## Request
Extract the records below word for word and ignore the images.

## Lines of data
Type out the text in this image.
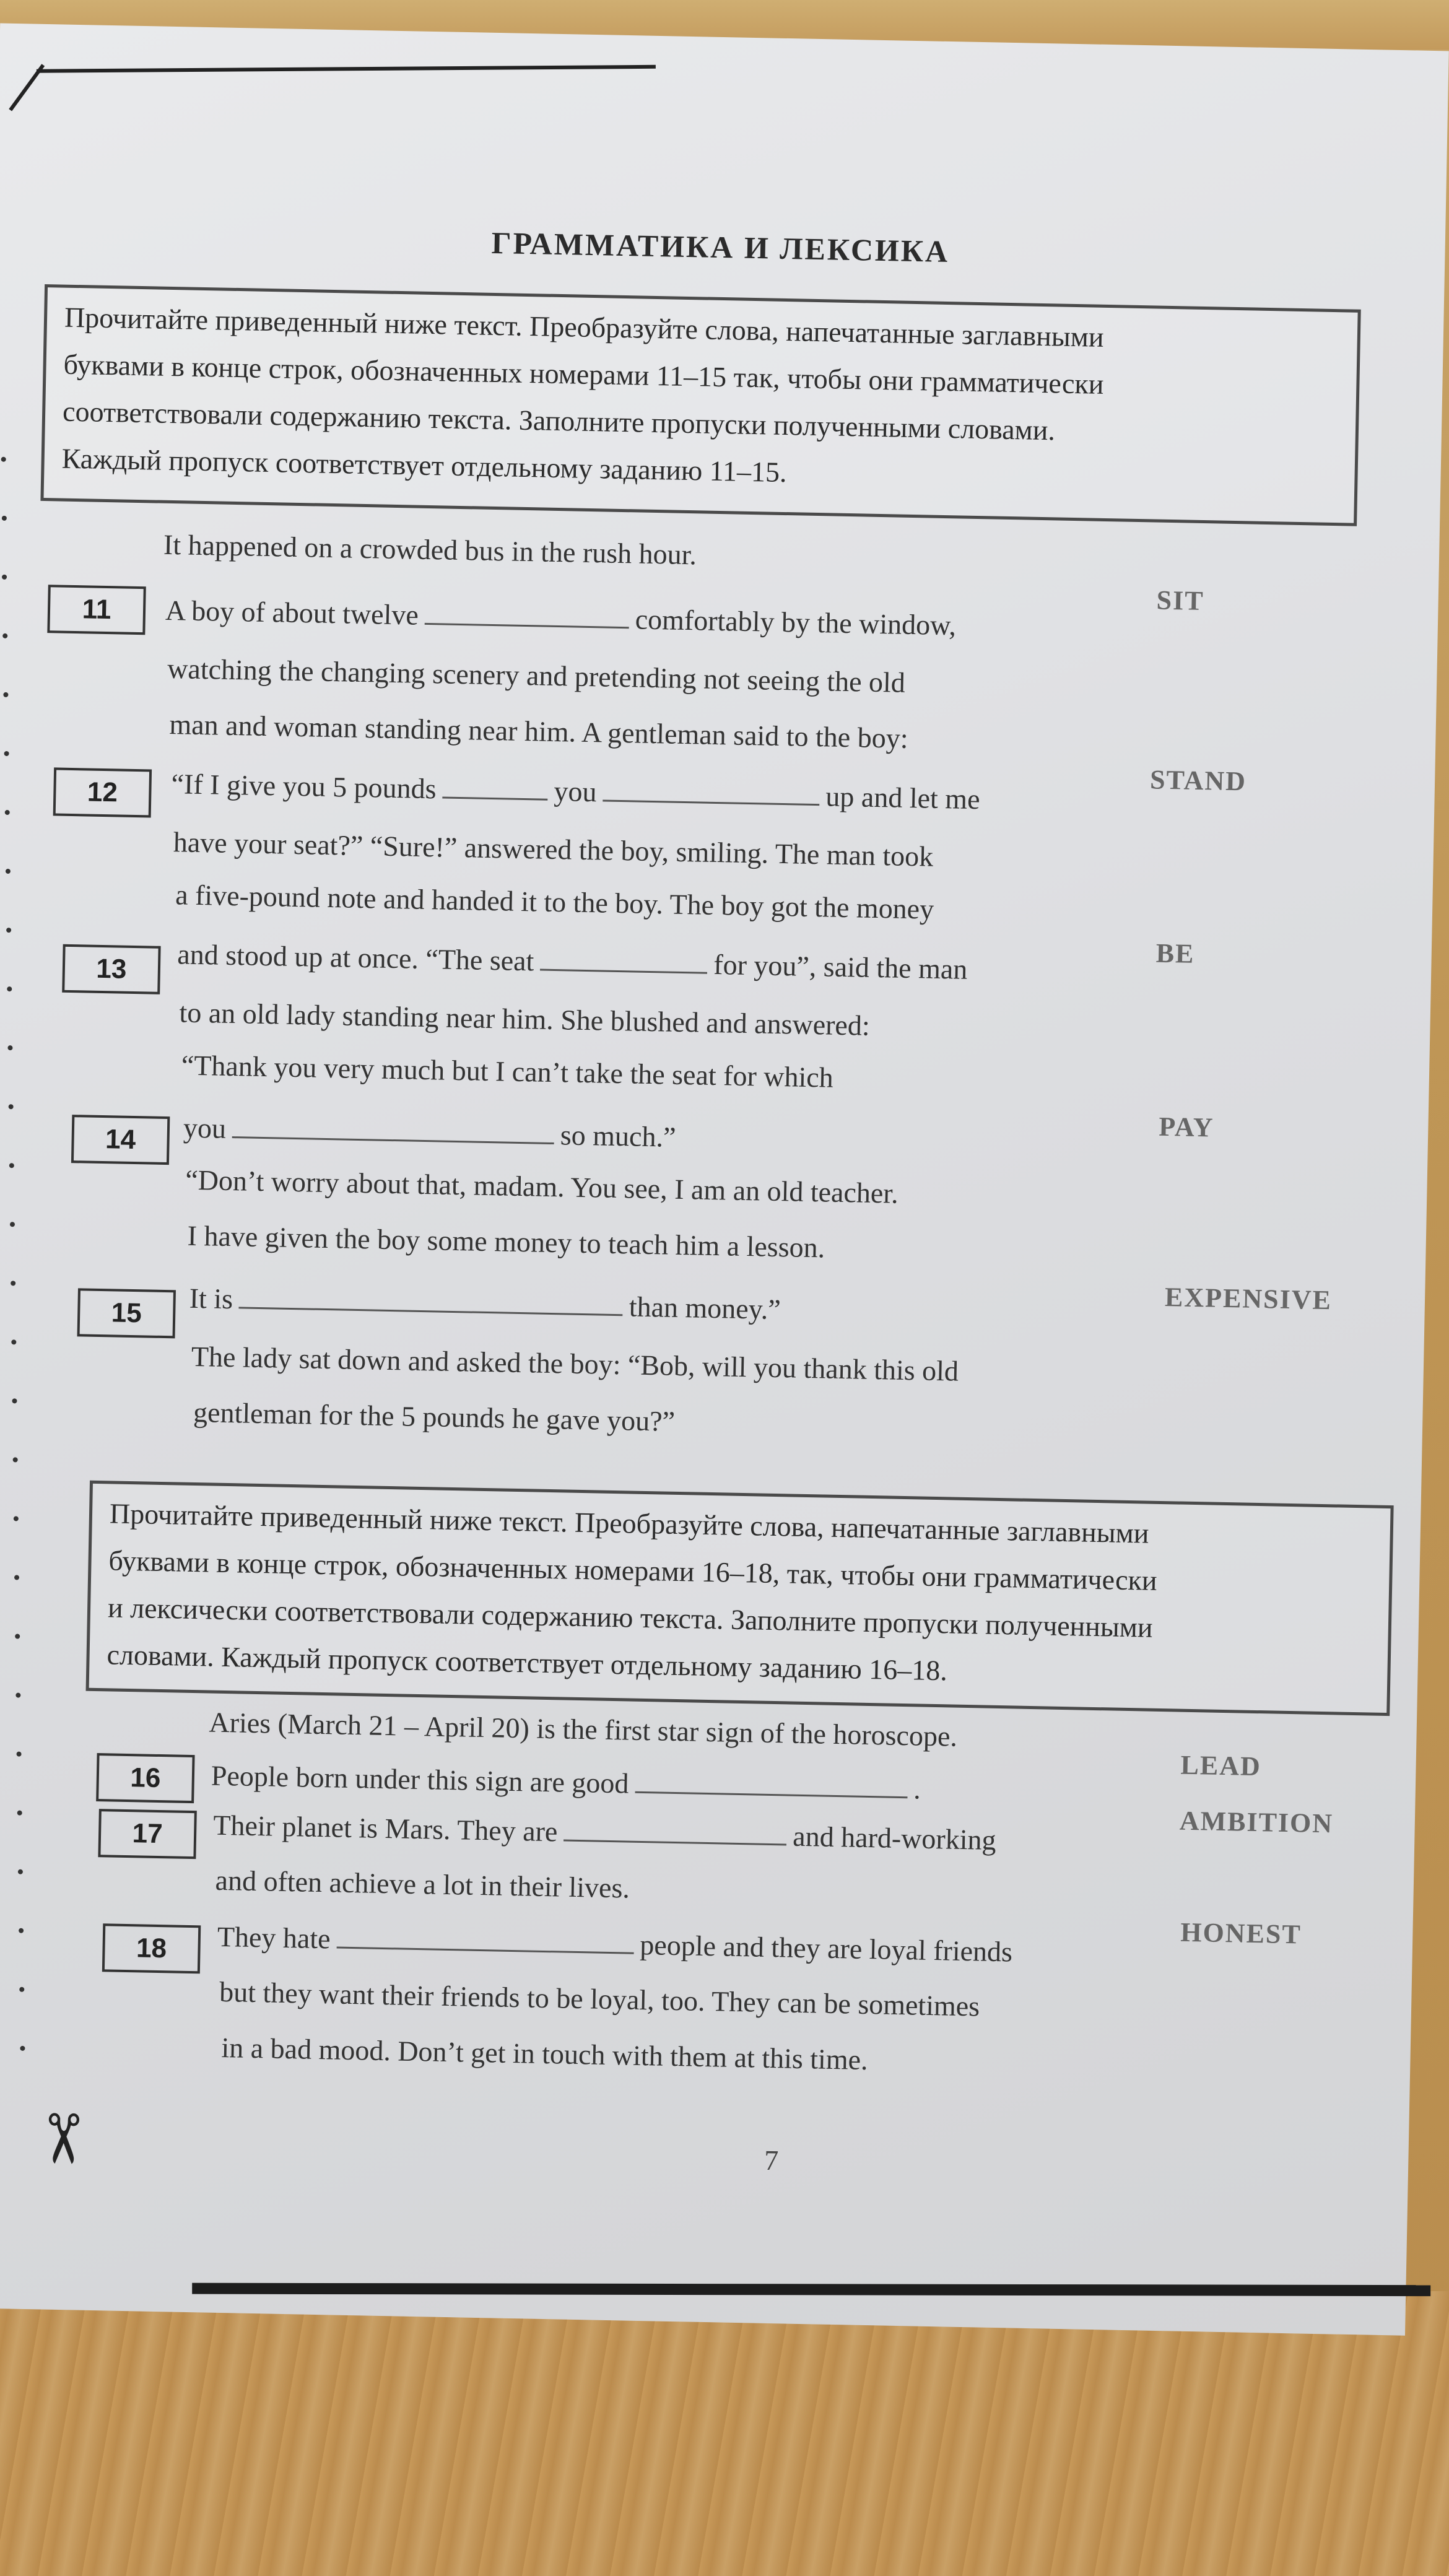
ГРАММАТИКА И ЛЕКСИКА

Прочитайте приведенный ниже текст. Преобразуйте слова, напечатанные заглавными

буквами в конце строк, обозначенных номерами 11–15 так, чтобы они грамматически

соответствовали содержанию текста. Заполните пропуски полученными словами.

Каждый пропуск соответствует отдельному заданию 11–15.

It happened on a crowded bus in the rush hour.
11	A boy of about twelve	comfortably by the window,
SIT
watching the changing scenery and pretending not seeing the old
man and woman standing near him. A gentleman said to the boy:
12	“If I give you 5 pounds	you	up and let me	STAND
have your seat?” “Sure!” answered the boy, smiling. The man took
a five-pound note and handed it to the boy. The boy got the money
13	and stood up at once. “The seat	for you”, said the man	BE
to an old lady standing near him. She blushed and answered:
“Thank you very much but I can’t take the seat for which
14	you	so much.”	PAY
“Don’t worry about that, madam. You see, I am an old teacher.
I have given the boy some money to teach him a lesson.
15	It is	than money.”	EXPENSIVE
The lady sat down and asked the boy: “Bob, will you thank this old
gentleman for the 5 pounds he gave you?”

Прочитайте приведенный ниже текст. Преобразуйте слова, напечатанные заглавными

буквами в конце строк, обозначенных номерами 16–18, так, чтобы они грамматически

и лексически соответствовали содержанию текста. Заполните пропуски полученными

словами. Каждый пропуск соответствует отдельному заданию 16–18.

Aries (March 21 – April 20) is the first star sign of the horoscope.
16	People born under this sign are good	.
LEAD
17	Their planet is Mars. They are	and hard-working	AMBITION
and often achieve a lot in their lives.
18	They hate	people and they are loyal friends	HONEST
but they want their friends to be loyal, too. They can be sometimes
in a bad mood. Don’t get in touch with them at this time.
✂	7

## Solution to the exercise
Type out the text in this image.
ГРАММАТИКА И ЛЕКСИКА

Прочитайте приведенный ниже текст. Преобразуйте слова, напечатанные заглавными

буквами в конце строк, обозначенных номерами 11–15 так, чтобы они грамматически

соответствовали содержанию текста. Заполните пропуски полученными словами.

Каждый пропуск соответствует отдельному заданию 11–15.

It happened on a crowded bus in the rush hour.
11	A boy of about twelve	comfortably by the window,
SIT
watching the changing scenery and pretending not seeing the old
man and woman standing near him. A gentleman said to the boy:
12	“If I give you 5 pounds	you	up and let me	STAND
have your seat?” “Sure!” answered the boy, smiling. The man took
a five-pound note and handed it to the boy. The boy got the money
13	and stood up at once. “The seat	for you”, said the man	BE
to an old lady standing near him. She blushed and answered:
“Thank you very much but I can’t take the seat for which
14	you	so much.”	PAY
“Don’t worry about that, madam. You see, I am an old teacher.
I have given the boy some money to teach him a lesson.
15	It is	than money.”	EXPENSIVE
The lady sat down and asked the boy: “Bob, will you thank this old
gentleman for the 5 pounds he gave you?”

Прочитайте приведенный ниже текст. Преобразуйте слова, напечатанные заглавными

буквами в конце строк, обозначенных номерами 16–18, так, чтобы они грамматически

и лексически соответствовали содержанию текста. Заполните пропуски полученными

словами. Каждый пропуск соответствует отдельному заданию 16–18.

Aries (March 21 – April 20) is the first star sign of the horoscope.
16	People born under this sign are good	.
LEAD
17	Their planet is Mars. They are	and hard-working	AMBITION
and often achieve a lot in their lives.
18	They hate	people and they are loyal friends	HONEST
but they want their friends to be loyal, too. They can be sometimes
in a bad mood. Don’t get in touch with them at this time.
✂	7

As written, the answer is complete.